• _DATASET ROWS_
══════

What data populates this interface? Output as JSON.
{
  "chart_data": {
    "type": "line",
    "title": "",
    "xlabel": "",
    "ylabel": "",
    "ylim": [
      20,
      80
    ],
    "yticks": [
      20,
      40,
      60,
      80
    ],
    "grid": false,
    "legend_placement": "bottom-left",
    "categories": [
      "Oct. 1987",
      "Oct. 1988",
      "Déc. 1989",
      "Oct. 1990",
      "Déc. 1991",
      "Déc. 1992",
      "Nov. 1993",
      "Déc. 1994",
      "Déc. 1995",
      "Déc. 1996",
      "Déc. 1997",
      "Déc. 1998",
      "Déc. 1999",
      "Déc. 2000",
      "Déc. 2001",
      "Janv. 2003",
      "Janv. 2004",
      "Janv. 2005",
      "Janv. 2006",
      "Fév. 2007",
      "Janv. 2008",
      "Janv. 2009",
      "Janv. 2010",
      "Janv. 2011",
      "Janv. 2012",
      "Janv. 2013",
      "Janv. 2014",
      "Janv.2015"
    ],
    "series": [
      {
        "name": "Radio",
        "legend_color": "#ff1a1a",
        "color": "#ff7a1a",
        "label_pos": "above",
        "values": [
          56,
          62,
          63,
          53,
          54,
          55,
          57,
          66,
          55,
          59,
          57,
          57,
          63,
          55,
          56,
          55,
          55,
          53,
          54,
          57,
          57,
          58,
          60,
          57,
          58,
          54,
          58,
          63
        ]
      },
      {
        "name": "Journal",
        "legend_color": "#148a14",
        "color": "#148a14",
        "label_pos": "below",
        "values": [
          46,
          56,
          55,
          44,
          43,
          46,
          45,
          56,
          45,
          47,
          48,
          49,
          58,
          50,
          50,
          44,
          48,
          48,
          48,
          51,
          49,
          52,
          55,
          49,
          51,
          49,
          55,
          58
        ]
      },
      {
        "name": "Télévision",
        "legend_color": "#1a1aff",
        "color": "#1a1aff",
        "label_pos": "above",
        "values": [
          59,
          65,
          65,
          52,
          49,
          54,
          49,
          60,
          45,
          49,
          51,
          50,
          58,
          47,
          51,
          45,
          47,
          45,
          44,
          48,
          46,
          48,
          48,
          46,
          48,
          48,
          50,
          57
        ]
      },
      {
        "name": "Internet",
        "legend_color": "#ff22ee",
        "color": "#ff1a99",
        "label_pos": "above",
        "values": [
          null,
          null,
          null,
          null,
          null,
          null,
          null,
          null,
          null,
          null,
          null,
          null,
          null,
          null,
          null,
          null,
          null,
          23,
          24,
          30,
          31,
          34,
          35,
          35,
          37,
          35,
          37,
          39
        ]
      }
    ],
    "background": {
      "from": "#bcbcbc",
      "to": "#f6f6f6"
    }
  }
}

══════

• _AIM_
Reproduce each line from the records that contains the word "Janv".

• _RESPONSE_
      "Janv. 2003",
      "Janv. 2004",
      "Janv. 2005",
      "Janv. 2006",
      "Janv. 2008",
      "Janv. 2009",
      "Janv. 2010",
      "Janv. 2011",
      "Janv. 2012",
      "Janv. 2013",
      "Janv. 2014",
      "Janv.2015"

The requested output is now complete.